**** RAW RECORDS
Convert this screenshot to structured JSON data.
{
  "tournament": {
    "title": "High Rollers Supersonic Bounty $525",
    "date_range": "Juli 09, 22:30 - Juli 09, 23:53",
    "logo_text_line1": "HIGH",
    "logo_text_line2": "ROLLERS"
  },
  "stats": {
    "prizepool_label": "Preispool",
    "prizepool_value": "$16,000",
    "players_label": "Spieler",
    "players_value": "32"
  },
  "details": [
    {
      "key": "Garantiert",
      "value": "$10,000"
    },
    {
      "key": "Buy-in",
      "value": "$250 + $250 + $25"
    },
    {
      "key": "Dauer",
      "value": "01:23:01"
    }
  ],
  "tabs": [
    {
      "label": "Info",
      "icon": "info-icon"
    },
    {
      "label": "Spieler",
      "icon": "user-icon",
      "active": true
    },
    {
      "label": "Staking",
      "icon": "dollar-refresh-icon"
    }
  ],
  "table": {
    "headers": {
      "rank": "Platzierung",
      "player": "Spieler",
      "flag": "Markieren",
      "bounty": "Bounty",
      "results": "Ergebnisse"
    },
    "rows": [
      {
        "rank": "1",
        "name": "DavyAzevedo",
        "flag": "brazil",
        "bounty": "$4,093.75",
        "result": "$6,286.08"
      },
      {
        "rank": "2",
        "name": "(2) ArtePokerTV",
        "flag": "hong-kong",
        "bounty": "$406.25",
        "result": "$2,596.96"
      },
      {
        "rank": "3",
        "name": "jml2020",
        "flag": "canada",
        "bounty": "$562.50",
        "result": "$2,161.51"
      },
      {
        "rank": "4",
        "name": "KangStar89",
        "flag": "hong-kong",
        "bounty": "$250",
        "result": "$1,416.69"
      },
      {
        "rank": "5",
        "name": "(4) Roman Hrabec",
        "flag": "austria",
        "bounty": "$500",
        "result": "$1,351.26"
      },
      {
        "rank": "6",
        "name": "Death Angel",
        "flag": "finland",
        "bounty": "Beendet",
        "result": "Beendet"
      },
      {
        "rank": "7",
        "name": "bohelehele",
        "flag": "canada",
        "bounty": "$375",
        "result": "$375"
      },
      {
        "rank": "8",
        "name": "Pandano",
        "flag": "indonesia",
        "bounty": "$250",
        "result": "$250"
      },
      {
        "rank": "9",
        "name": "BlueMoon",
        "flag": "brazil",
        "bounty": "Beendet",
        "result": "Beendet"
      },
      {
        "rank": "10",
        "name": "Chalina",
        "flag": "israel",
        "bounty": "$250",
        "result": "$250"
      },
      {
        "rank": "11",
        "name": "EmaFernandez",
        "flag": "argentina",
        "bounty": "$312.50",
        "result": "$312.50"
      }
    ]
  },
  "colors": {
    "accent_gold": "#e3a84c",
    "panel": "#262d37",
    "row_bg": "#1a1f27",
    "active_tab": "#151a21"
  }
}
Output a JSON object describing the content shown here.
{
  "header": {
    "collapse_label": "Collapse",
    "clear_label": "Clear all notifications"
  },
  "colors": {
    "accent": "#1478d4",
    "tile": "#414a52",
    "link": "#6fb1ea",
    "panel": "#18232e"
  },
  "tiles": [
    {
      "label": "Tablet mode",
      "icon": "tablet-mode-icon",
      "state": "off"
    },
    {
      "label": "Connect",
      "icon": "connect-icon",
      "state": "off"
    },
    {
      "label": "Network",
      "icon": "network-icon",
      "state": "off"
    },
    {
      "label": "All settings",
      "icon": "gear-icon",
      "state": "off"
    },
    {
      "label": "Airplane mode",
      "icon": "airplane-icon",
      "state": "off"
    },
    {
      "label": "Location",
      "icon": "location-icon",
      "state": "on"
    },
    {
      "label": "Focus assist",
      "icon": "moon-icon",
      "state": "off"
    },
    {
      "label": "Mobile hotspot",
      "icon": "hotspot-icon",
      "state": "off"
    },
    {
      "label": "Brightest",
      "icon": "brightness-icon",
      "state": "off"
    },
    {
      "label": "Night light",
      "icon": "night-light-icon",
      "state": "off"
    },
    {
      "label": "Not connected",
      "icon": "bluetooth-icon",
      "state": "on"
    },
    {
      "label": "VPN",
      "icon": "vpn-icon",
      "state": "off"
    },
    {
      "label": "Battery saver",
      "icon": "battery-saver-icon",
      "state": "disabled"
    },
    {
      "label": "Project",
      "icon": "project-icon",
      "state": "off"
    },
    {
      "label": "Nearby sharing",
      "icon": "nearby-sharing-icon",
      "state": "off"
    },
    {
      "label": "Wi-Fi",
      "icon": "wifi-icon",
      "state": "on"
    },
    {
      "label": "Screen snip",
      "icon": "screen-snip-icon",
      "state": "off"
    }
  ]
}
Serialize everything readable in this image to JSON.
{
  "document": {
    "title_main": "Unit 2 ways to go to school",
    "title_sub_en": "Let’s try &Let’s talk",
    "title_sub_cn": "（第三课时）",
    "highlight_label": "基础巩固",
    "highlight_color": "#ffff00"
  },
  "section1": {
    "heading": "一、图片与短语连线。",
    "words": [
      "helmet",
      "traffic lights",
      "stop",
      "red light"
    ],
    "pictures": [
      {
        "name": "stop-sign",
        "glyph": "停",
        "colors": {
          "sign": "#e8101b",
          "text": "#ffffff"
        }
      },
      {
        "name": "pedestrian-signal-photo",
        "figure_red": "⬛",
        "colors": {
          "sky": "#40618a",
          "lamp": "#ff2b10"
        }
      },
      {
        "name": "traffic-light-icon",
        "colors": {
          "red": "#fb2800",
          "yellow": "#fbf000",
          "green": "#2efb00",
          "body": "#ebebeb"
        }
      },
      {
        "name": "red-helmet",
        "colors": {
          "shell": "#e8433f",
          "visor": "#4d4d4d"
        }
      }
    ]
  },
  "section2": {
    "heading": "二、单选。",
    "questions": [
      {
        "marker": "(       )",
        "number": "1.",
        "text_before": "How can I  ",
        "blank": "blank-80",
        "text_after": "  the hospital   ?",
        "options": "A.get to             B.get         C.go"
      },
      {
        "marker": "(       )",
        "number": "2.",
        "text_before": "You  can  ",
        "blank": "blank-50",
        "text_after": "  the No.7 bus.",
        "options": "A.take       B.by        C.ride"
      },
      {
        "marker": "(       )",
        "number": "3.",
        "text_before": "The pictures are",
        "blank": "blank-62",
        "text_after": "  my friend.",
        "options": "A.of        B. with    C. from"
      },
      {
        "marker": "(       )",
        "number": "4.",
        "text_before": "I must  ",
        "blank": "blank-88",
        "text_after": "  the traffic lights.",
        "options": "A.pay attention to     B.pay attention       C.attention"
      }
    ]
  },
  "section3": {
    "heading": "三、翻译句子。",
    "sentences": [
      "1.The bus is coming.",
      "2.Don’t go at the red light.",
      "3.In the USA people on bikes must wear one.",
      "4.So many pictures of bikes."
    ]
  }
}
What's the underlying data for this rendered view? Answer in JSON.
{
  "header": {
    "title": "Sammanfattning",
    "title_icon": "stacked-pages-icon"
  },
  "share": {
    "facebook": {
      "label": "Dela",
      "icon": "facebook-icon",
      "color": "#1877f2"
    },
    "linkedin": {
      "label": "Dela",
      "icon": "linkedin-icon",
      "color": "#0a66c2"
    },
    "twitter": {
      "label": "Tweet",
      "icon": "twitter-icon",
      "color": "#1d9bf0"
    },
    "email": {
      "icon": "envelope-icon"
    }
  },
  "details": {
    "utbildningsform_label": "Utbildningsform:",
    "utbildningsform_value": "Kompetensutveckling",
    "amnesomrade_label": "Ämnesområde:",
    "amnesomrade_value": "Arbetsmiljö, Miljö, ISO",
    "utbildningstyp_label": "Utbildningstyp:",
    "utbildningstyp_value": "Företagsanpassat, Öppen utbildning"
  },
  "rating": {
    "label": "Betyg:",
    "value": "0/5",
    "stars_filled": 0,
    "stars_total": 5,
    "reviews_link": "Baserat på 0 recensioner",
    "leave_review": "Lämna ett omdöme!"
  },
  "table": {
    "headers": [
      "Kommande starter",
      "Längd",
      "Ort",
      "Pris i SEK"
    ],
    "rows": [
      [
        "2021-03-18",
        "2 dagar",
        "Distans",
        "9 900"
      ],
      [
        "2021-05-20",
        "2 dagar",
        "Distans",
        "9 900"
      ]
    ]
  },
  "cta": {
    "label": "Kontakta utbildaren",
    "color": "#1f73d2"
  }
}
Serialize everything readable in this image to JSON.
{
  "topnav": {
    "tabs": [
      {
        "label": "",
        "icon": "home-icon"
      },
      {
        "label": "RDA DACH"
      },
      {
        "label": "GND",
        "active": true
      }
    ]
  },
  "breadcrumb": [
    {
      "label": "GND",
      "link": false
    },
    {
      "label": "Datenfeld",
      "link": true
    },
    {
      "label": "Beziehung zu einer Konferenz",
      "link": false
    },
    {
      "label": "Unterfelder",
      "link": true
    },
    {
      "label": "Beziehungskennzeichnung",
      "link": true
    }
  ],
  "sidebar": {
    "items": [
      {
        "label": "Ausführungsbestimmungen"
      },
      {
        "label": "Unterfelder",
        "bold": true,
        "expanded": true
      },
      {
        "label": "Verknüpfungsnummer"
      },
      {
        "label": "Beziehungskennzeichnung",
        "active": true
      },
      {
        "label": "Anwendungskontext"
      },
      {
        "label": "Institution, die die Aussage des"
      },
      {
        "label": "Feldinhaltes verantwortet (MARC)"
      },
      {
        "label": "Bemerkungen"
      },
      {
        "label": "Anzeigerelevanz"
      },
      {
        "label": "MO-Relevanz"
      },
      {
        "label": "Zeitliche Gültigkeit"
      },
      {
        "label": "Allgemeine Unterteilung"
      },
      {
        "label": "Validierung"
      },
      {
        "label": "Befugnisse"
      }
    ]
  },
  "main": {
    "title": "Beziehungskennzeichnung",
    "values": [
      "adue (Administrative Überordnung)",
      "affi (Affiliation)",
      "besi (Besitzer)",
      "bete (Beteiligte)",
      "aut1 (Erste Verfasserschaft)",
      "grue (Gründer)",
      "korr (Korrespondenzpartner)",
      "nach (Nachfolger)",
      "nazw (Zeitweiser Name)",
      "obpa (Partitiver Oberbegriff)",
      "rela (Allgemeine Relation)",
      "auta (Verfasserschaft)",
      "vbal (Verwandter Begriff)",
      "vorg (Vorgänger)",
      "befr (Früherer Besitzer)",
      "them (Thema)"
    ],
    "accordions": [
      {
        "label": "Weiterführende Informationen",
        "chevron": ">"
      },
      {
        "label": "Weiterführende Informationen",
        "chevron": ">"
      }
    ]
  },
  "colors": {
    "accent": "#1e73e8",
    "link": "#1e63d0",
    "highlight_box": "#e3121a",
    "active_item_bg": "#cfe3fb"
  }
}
********
▶ **GIVEN INSTRUCTION**: Gather and copy every line of the data in which the string "flag" is found.

▶ **COMPLETED EXERCISE**:
      "flag": "Markieren",
        "flag": "brazil",
        "flag": "hong-kong",
        "flag": "canada",
        "flag": "hong-kong",
        "flag": "austria",
        "flag": "finland",
        "flag": "canada",
        "flag": "indonesia",
        "flag": "brazil",
        "flag": "israel",
        "flag": "argentina",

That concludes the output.